Text segment section start

The Hidden Access Problem: Who Can't Get Allergy Shots and Why
Allergy shots work. The evidence is clear — meta-analyses including the 2007 Cochrane review of 51 randomized controlled trials demonstrated consistent symptom reduction of 33% and medication use reduction of 36% in allergic rhinitis patients. But for millions of Americans, knowing that allergy shots work doesn't translate into actually getting them. Geographic, financial, and time barriers mean that immunotherapy underutilization is a documented public health problem, not just an individual inconvenience.
Accurate allergy testing is the first barrier. Before any immunotherapy program can begin, comprehensive IgE testing must confirm allergen sensitivities. At-home testing options — like Curex's allergy panels covering 40+ allergens reviewed by a licensed allergist — address this first barrier by making the diagnostic step accessible without a specialist visit.
The deeper access problem is geographic. Research by Keet et al. published in JACI In Practice (2017) documented that immunotherapy utilization is significantly lower in rural versus urban populations even after controlling for allergy prevalence — meaning rural patients have the same allergies but less access to treatment. The study confirmed that rural Americans may need to travel 60 or more miles to reach an allergist. For weekly build-up injections (including the 30-minute observation period plus travel and wait time, often 2+ hours per visit), this is simply impractical for hourly workers, single parents, caregivers, and anyone without flexible employment.

Text segment section end
Dataset section start

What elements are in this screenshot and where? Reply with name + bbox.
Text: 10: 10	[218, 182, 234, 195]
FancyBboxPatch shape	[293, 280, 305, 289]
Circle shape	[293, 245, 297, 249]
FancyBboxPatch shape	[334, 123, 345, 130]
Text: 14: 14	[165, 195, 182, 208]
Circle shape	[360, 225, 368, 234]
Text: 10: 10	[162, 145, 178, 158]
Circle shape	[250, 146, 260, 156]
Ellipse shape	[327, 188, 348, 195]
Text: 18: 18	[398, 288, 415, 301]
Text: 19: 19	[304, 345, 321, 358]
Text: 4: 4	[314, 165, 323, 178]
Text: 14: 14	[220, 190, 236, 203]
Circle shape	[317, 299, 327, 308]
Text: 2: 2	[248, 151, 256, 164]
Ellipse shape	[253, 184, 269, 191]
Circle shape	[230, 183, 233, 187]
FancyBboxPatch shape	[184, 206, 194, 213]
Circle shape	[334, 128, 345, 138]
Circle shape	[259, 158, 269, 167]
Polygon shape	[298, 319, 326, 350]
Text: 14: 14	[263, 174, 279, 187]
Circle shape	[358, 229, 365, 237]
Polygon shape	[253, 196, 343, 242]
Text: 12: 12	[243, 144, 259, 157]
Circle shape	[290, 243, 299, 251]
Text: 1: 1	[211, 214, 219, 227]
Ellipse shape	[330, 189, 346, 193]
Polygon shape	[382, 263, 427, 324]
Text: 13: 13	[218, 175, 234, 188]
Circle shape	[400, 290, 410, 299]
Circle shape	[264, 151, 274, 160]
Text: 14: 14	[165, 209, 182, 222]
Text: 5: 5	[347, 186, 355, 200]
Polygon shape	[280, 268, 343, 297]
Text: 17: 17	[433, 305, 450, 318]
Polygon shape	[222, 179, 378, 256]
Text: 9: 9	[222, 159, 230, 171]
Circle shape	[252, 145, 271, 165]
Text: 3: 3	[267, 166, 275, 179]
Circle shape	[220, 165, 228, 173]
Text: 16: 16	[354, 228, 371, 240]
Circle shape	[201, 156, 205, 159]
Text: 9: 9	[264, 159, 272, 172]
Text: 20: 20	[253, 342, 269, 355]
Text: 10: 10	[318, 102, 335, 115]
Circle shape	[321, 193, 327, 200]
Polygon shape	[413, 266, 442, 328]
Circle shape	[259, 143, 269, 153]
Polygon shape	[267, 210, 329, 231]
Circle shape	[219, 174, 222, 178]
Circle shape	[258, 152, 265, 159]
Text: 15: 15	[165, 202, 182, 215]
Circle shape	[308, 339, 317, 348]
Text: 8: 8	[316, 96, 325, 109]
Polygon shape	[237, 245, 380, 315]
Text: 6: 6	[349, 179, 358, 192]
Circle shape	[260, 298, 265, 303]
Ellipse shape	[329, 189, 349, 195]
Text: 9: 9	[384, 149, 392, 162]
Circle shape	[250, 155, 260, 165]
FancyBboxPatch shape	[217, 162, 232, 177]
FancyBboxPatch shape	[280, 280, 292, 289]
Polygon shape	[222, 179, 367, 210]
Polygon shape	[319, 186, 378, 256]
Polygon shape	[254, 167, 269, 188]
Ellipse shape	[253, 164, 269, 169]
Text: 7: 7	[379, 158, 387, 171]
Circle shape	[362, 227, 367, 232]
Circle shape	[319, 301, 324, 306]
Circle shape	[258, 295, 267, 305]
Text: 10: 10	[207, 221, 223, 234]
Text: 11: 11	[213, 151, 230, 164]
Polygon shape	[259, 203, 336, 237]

Dataset section end

**Required action 1**
Translate this sentence from the article on access to allergy shots into Spanish: "Before any immunotherapy program can begin, comprehensive IgE testing must confirm allergen sensitivities."
**Required action 2**
Write what comes next in the article on access to allergy shots, picking up after its final sentence.

**Task result 1**
Antes de que pueda comenzar cualquier programa de inmunoterapia, las pruebas exhaustivas de IgE deben confirmar las sensibilidades a los alérgenos.

**Task result 2**
Insurance adds another layer. Many plans require specialist referrals that take weeks to authorize, step-therapy documentation, and prior authorization for immunotherapy — a process that can take months. When insurance does cover immunotherapy, copays of $20-$50 per injection visit accumulate to $1,000-$2,500 during the build-up year alone. Uninsured patients face $1,000-$4,000 annually for the full cost of SCIT.
Access to allergy shots in the US is a genuine equity issue — geographic concentration of specialists, insurance barriers, and time burden disproportionately prevent rural and lower-income patients from accessing immunotherapy that could transform their quality of life.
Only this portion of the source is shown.